EXERCISE INSTRUCTIONS
(1) Repeat word for word the part of the releasing device description that opens with the words containing "The releasing device" and closes with "product is improved.".
(2) Answer these questions from the releasing device description.
(a) What can the striker be popped up to strike?
(b) What is provided on the lock catch 6?
(c) What is formed at the other side of the column body 96?
* Start SOURCE PASSAGE *
The releasing device comprises an electromagnetic releasing module and an thermal overload releasing module, wherein the electromagnetic releasing module comprises a striker 11 which in contact and fixed with a movable iron core of the electromagnetic releasing module under the extrusion of an acting spring 12; the striker can be popped up to strike the lock catch such that the mechanical interlocking device is separated from the hasp of the lock catch. The striker 11 is in contact with a movable iron core of the electromagnetic releasing module under the extrusion of the releasing spring 13, rather than being fixed, and therefore the reliability of the product is improved.
The thermal overload releasing module comprises a bimetallic strip 8 that is deformable according to the temperature change. A releasing link 7 is provided on the lock catch 6. The bimetallic strip 8 is fixedly connected with the releasing link 7, such that the mechanical interlocking device is separated from the hasp of the lock catch.
The movable contact 9 comprises a disc 94 which is hollowed at an axis thereof to form a rotation hole 91; a trigger lever extends from the edge of the disc 94, and a conductive movable contact point matched with the static contact 10 is formed at the end portion of the trigger lever; the rotation hole 91 is in sleeve joint to the lug boss 51, a column body 96 is provided on the edge, away from the trigger lever, of the disc 94, a bump is provided at one side of the top of the column body 96, and a spring slot 92 is formed at one side, corresponding to the column body 96, of the bump; a limiting surface 93 is formed at the other side of the column body 96; the trigger lever and the disc 94 are fixed on the same plane; the column body 96 and the disc 94 are fixed vertically; the elastic component comprising a releasing spring 13 that is in sleeve joint to the lug boss 51.
* End SOURCE PASSAGE *
* Start SUPPLIED ENTRIES *
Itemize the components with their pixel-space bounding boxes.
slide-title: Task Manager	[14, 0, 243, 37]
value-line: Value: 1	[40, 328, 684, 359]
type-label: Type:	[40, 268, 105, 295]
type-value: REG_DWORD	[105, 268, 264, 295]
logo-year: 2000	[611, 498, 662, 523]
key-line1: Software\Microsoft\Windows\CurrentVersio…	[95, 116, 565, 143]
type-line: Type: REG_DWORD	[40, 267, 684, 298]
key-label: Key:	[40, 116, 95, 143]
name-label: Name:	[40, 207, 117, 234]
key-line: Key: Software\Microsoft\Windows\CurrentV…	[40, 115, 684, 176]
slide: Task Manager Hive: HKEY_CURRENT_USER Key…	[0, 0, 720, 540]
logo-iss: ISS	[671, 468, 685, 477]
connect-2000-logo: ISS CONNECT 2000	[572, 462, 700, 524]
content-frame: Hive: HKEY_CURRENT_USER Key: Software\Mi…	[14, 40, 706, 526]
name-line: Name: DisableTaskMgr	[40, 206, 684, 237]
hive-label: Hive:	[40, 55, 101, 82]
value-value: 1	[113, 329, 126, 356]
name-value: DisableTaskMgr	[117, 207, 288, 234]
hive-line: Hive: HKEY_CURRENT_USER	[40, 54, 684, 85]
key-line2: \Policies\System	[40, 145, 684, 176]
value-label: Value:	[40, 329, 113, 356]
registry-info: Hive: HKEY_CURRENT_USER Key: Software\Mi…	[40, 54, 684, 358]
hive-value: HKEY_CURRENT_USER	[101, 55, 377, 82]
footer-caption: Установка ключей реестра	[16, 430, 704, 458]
* End SUPPLIED ENTRIES *
WORKED SOLUTIONS
(1)
The releasing device comprises an electromagnetic releasing module and an thermal overload releasing module, wherein the electromagnetic releasing module comprises a striker 11 which in contact and fixed with a movable iron core of the electromagnetic releasing module under the extrusion of an acting spring 12; the striker can be popped up to strike the lock catch such that the mechanical interlocking device is separated from the hasp of the lock catch. The striker 11 is in contact with a movable iron core of the electromagnetic releasing module under the extrusion of the releasing spring 13, rather than being fixed, and therefore the reliability of the product is improved.

(2)
(a) The lock catch.
(b) A releasing link 7.
(c) A limiting surface 93.